▸ **CHALLENGE**
Retype all of the data. Every line must match exactly.

━━━━━ EXTRACTED RECORDS

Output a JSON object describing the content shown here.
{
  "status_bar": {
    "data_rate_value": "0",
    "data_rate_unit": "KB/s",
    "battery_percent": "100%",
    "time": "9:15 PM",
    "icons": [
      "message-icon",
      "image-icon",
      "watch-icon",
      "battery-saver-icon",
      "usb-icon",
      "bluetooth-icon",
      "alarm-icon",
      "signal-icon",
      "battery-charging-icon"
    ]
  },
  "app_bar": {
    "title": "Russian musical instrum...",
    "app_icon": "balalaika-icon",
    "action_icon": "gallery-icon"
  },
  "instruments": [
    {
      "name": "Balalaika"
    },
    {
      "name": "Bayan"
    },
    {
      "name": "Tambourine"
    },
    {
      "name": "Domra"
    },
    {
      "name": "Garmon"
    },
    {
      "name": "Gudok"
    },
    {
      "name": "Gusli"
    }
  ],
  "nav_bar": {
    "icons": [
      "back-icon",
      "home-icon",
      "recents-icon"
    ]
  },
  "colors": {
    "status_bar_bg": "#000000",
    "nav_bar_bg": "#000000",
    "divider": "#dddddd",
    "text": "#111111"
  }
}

━━━━━━━━━━

▸ **EXERCISE ANSWER**
Output a JSON object describing the content shown here.
{
  "status_bar": {
    "data_rate_value": "0",
    "data_rate_unit": "KB/s",
    "battery_percent": "100%",
    "time": "9:15 PM",
    "icons": [
      "message-icon",
      "image-icon",
      "watch-icon",
      "battery-saver-icon",
      "usb-icon",
      "bluetooth-icon",
      "alarm-icon",
      "signal-icon",
      "battery-charging-icon"
    ]
  },
  "app_bar": {
    "title": "Russian musical instrum...",
    "app_icon": "balalaika-icon",
    "action_icon": "gallery-icon"
  },
  "instruments": [
    {
      "name": "Balalaika"
    },
    {
      "name": "Bayan"
    },
    {
      "name": "Tambourine"
    },
    {
      "name": "Domra"
    },
    {
      "name": "Garmon"
    },
    {
      "name": "Gudok"
    },
    {
      "name": "Gusli"
    }
  ],
  "nav_bar": {
    "icons": [
      "back-icon",
      "home-icon",
      "recents-icon"
    ]
  },
  "colors": {
    "status_bar_bg": "#000000",
    "nav_bar_bg": "#000000",
    "divider": "#dddddd",
    "text": "#111111"
  }
}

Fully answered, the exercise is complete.